= Enterprise architecture management =

Enterprise architecture management (EAM) is a "management practice that establishes, maintains and uses a coherent set of guidelines, architecture principles and governance regimes that provide direction and practical help in the design and development of an enterprise's architecture to achieve its vision and strategy."

==Overview==
The fundamental prerequisites for effective EAM are a current, consistent baseline of information about the as-is landscape and an integrated planning process from demand to budget to reach the to-be landscape. The enterprise architecture function also involves reviewing and consolidating detailed architecture decisions and migration plans to identify efficiencies, advance standardization, and align business and IT priorities.

As IT architectural layers, business support processes, and organizational structures become more sophisticated and prone to constant change, EAM will only result in haphazard business and IT alignment if the primary focus is on delivering sets of technically based models. This approach is only helpful insofar as it depicts the enterprise architecture as a snapshot in time, but it offers no reiterative process support to develop architecture solutions and test against different scenarios, benchmarks, and standards as dictated by the ever converging business and IT strategy.
********************
# [Objectives]
a – In the enterprise architecture management text, what does the enterprise architecture function review and consolidate?
b – List everything that the definition in the enterprise architecture management text names as part of the coherent set that EAM establishes, maintains and uses.
c – From the enterprise architecture management text, restate word for word the passage starting with "Enterprise architecture management (EAM)" and going on through "and IT priorities.".

# [Data block]
********************
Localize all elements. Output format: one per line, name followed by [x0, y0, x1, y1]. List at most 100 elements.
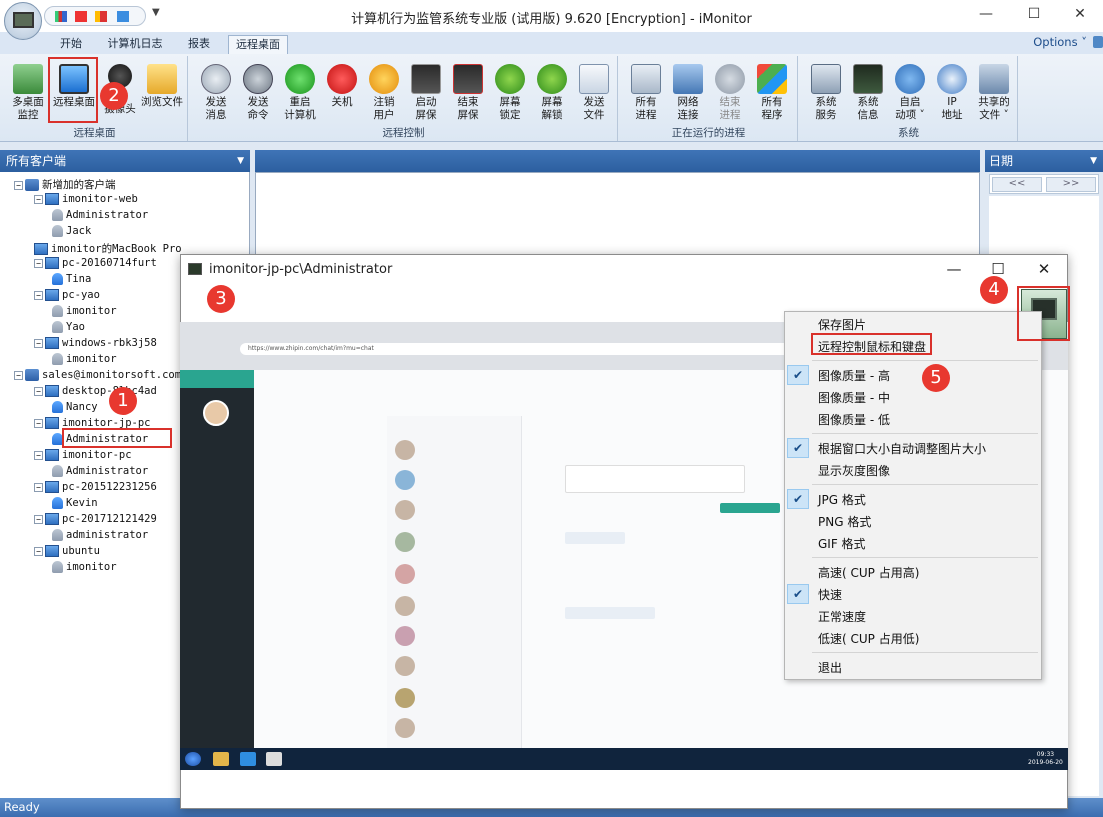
********************
# [Answers to the tasks]
a – Detailed architecture decisions and migration plans.

b – Guidelines, architecture principles, governance regimes

c –
Enterprise architecture management (EAM) is a "management practice that establishes, maintains and uses a coherent set of guidelines, architecture principles and governance regimes that provide direction and practical help in the design and development of an enterprise's architecture to achieve its vision and strategy."

==Overview==
The fundamental prerequisites for effective EAM are a current, consistent baseline of information about the as-is landscape and an integrated planning process from demand to budget to reach the to-be landscape. The enterprise architecture function also involves reviewing and consolidating detailed architecture decisions and migration plans to identify efficiencies, advance standardization, and align business and IT priorities.